Count the lines in the records below that contain the string "Screen", and give only the number.

((

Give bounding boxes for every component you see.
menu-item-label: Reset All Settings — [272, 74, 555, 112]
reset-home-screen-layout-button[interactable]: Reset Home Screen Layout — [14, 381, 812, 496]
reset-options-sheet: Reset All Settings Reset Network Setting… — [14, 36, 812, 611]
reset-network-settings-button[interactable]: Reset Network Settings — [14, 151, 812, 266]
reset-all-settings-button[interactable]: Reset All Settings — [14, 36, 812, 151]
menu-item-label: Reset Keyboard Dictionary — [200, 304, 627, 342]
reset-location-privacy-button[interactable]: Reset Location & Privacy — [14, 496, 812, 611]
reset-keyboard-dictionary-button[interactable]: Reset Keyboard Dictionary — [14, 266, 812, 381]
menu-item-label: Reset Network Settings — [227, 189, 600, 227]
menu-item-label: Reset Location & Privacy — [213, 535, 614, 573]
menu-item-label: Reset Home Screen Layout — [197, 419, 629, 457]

))

### Written reply
2